PROBLEM TO SOLVE> Collect every line of the material that contains the string "phone", matching case exactly.

DATA RECORDS>
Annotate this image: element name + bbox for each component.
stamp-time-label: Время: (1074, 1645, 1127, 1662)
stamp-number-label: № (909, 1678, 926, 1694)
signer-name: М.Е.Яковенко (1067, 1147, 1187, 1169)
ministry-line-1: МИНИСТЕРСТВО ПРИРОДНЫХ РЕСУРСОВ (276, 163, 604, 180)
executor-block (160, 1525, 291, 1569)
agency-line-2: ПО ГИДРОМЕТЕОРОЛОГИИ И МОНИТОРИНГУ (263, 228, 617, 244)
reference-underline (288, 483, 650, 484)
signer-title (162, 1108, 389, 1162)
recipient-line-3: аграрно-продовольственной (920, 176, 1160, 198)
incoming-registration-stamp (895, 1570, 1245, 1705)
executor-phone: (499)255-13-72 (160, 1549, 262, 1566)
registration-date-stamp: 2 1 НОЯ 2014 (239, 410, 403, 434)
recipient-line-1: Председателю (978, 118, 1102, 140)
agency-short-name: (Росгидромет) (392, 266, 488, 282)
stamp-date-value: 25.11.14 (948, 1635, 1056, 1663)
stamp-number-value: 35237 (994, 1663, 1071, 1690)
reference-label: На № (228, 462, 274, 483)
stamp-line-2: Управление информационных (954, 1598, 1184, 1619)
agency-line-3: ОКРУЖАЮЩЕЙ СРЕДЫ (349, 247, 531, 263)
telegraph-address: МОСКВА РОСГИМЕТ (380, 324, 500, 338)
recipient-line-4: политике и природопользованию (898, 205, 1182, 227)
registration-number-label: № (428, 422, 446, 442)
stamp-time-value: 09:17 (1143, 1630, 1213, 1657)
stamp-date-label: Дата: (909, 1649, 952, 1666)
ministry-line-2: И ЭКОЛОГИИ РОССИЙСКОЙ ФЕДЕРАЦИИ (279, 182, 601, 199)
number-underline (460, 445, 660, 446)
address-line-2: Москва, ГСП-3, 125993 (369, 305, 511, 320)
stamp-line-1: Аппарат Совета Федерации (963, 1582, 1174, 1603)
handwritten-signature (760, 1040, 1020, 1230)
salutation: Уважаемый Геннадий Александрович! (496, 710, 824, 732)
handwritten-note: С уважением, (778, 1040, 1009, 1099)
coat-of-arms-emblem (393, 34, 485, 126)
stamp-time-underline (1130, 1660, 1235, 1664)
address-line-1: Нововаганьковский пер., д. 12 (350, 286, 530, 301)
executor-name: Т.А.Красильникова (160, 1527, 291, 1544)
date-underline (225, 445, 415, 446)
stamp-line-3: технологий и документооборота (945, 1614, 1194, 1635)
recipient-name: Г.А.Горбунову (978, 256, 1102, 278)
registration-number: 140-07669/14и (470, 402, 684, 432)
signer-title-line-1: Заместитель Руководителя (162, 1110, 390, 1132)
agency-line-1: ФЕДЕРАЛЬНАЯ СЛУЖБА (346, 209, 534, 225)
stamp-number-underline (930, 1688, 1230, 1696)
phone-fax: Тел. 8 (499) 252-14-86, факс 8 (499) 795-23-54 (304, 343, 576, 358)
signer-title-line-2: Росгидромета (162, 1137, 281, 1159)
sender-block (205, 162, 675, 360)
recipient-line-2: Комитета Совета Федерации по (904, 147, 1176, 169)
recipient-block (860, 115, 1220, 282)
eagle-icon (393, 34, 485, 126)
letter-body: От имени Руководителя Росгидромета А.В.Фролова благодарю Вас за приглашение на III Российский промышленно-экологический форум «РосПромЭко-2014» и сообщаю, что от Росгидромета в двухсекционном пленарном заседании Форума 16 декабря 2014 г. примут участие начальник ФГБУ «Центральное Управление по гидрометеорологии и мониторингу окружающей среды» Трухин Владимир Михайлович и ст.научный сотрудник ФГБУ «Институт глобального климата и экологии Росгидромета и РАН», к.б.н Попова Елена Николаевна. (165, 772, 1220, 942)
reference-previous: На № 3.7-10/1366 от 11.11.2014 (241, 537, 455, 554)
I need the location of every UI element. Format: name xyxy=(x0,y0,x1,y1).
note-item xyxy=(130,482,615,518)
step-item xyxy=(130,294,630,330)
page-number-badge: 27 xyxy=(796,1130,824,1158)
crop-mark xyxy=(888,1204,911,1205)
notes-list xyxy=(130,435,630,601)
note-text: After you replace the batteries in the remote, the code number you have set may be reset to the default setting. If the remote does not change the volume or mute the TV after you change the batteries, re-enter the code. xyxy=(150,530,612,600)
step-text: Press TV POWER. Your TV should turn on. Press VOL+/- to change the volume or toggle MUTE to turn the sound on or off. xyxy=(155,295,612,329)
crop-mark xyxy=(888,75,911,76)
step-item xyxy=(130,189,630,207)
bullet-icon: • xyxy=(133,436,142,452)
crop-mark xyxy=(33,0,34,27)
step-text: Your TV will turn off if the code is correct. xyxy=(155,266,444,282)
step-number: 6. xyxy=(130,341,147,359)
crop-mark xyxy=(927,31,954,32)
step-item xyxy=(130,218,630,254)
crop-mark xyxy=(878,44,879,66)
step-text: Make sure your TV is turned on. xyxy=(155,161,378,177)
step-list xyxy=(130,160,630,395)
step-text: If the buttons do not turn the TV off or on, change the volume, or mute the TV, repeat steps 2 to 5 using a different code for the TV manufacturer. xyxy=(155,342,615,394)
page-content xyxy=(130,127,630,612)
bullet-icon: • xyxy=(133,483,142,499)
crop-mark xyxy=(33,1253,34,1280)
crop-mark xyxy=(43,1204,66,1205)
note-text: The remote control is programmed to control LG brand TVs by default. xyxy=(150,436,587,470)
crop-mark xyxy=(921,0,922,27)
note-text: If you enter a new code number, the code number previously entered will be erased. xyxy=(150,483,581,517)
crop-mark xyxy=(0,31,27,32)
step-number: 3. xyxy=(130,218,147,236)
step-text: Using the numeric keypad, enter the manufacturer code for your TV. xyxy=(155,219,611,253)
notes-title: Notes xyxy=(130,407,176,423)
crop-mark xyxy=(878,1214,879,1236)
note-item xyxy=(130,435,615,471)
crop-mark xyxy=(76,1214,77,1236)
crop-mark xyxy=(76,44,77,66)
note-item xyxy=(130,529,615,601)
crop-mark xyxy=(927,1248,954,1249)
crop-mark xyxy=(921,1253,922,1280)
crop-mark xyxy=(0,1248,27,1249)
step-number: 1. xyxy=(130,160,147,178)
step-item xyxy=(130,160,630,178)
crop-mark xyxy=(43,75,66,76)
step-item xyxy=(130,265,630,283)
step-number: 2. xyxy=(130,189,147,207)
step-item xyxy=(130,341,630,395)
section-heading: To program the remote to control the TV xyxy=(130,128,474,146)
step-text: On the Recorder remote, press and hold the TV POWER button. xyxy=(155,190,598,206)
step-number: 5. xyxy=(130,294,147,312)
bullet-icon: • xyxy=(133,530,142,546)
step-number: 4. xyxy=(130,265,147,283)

TASK SOLUTION>
executor-phone: (499)255-13-72 (160, 1549, 262, 1566)
phone-fax: Тел. 8 (499) 252-14-86, факс 8 (499) 795-23-54 (304, 343, 576, 358)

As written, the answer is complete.